# [Set problem]
Reproduce the material exactly, omitting nothing.

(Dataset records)
/---

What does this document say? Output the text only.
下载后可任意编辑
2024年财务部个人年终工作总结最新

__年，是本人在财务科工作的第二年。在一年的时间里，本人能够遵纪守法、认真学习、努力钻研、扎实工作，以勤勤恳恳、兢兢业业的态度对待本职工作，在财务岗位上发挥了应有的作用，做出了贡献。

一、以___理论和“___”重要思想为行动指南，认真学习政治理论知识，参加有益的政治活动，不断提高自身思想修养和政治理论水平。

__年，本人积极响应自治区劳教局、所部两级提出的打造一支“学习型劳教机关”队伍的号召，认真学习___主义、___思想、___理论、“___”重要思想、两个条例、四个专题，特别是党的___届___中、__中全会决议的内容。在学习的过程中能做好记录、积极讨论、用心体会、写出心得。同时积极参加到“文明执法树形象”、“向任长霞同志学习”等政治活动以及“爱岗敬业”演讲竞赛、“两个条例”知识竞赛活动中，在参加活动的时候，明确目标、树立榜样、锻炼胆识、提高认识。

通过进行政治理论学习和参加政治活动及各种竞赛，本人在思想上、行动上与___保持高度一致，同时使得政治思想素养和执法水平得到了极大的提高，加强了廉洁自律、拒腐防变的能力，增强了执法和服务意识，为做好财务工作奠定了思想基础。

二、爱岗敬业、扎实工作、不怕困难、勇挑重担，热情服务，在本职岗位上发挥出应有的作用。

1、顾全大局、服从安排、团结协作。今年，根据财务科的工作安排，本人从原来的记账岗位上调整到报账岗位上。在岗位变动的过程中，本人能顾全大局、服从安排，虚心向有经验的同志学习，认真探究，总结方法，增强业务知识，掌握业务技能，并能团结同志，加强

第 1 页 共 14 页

\---

# [Final result]
What does this document say? Output the text only.
下载后可任意编辑
2024年财务部个人年终工作总结最新

__年，是本人在财务科工作的第二年。在一年的时间里，本人能够遵纪守法、认真学习、努力钻研、扎实工作，以勤勤恳恳、兢兢业业的态度对待本职工作，在财务岗位上发挥了应有的作用，做出了贡献。

一、以___理论和“___”重要思想为行动指南，认真学习政治理论知识，参加有益的政治活动，不断提高自身思想修养和政治理论水平。

__年，本人积极响应自治区劳教局、所部两级提出的打造一支“学习型劳教机关”队伍的号召，认真学习___主义、___思想、___理论、“___”重要思想、两个条例、四个专题，特别是党的___届___中、__中全会决议的内容。在学习的过程中能做好记录、积极讨论、用心体会、写出心得。同时积极参加到“文明执法树形象”、“向任长霞同志学习”等政治活动以及“爱岗敬业”演讲竞赛、“两个条例”知识竞赛活动中，在参加活动的时候，明确目标、树立榜样、锻炼胆识、提高认识。

通过进行政治理论学习和参加政治活动及各种竞赛，本人在思想上、行动上与___保持高度一致，同时使得政治思想素养和执法水平得到了极大的提高，加强了廉洁自律、拒腐防变的能力，增强了执法和服务意识，为做好财务工作奠定了思想基础。

二、爱岗敬业、扎实工作、不怕困难、勇挑重担，热情服务，在本职岗位上发挥出应有的作用。

1、顾全大局、服从安排、团结协作。今年，根据财务科的工作安排，本人从原来的记账岗位上调整到报账岗位上。在岗位变动的过程中，本人能顾全大局、服从安排，虚心向有经验的同志学习，认真探究，总结方法，增强业务知识，掌握业务技能，并能团结同志，加强

第 1 页 共 14 页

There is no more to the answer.